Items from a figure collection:
──────
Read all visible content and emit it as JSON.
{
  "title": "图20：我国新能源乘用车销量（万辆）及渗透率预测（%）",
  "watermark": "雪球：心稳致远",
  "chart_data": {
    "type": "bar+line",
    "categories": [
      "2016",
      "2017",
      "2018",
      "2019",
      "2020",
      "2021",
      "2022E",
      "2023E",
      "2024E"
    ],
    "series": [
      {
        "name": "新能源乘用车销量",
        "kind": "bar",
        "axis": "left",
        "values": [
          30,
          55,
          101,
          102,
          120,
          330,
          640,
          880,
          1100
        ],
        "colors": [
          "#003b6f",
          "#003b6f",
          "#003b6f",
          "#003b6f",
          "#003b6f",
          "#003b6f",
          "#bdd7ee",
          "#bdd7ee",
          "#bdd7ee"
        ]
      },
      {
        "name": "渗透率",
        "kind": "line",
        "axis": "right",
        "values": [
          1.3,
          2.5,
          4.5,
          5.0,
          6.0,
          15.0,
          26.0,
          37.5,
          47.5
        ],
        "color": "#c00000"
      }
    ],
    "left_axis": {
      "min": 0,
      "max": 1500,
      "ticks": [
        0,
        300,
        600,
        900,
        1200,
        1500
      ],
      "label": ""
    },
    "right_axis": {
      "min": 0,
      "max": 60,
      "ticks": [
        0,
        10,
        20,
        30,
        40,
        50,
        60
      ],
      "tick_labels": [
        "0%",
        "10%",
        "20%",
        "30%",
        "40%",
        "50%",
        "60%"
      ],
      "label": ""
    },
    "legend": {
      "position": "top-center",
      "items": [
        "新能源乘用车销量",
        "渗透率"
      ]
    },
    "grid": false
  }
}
──────
WHAT IS NEEDED
Reproduce the material above, every line of it, exactly.

EXERCISE OUTPUT
Read all visible content and emit it as JSON.
{
  "title": "图20：我国新能源乘用车销量（万辆）及渗透率预测（%）",
  "watermark": "雪球：心稳致远",
  "chart_data": {
    "type": "bar+line",
    "categories": [
      "2016",
      "2017",
      "2018",
      "2019",
      "2020",
      "2021",
      "2022E",
      "2023E",
      "2024E"
    ],
    "series": [
      {
        "name": "新能源乘用车销量",
        "kind": "bar",
        "axis": "left",
        "values": [
          30,
          55,
          101,
          102,
          120,
          330,
          640,
          880,
          1100
        ],
        "colors": [
          "#003b6f",
          "#003b6f",
          "#003b6f",
          "#003b6f",
          "#003b6f",
          "#003b6f",
          "#bdd7ee",
          "#bdd7ee",
          "#bdd7ee"
        ]
      },
      {
        "name": "渗透率",
        "kind": "line",
        "axis": "right",
        "values": [
          1.3,
          2.5,
          4.5,
          5.0,
          6.0,
          15.0,
          26.0,
          37.5,
          47.5
        ],
        "color": "#c00000"
      }
    ],
    "left_axis": {
      "min": 0,
      "max": 1500,
      "ticks": [
        0,
        300,
        600,
        900,
        1200,
        1500
      ],
      "label": ""
    },
    "right_axis": {
      "min": 0,
      "max": 60,
      "ticks": [
        0,
        10,
        20,
        30,
        40,
        50,
        60
      ],
      "tick_labels": [
        "0%",
        "10%",
        "20%",
        "30%",
        "40%",
        "50%",
        "60%"
      ],
      "label": ""
    },
    "legend": {
      "position": "top-center",
      "items": [
        "新能源乘用车销量",
        "渗透率"
      ]
    },
    "grid": false
  }
}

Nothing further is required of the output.